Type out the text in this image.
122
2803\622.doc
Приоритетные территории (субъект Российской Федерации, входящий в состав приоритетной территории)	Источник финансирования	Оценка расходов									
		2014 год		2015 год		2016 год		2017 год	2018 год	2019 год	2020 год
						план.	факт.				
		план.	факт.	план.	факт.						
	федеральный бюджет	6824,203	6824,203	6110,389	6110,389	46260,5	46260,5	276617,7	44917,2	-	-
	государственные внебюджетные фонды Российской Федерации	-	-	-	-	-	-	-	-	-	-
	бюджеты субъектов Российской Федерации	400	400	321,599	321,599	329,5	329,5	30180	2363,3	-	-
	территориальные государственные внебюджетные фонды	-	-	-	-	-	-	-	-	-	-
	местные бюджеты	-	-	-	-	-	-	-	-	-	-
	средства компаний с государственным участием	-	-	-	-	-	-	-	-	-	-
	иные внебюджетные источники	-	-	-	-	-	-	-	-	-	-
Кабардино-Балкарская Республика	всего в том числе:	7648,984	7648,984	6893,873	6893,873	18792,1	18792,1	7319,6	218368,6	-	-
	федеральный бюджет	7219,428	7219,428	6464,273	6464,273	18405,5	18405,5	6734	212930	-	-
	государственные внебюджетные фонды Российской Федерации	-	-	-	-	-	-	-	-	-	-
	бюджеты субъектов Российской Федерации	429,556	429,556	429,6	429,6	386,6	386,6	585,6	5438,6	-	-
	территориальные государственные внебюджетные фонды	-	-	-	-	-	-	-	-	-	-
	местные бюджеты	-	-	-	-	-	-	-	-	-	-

========================

**AIM**
Scan the material for lines with the word "бюджеты", and copy each line you find.

**RIGHT ANSWER**
	бюджеты субъектов Российской Федерации	400	400	321,599	321,599	329,5	329,5	30180	2363,3	-	-
	местные бюджеты	-	-	-	-	-	-	-	-	-	-
	бюджеты субъектов Российской Федерации	429,556	429,556	429,6	429,6	386,6	386,6	585,6	5438,6	-	-
	местные бюджеты	-	-	-	-	-	-	-	-	-	-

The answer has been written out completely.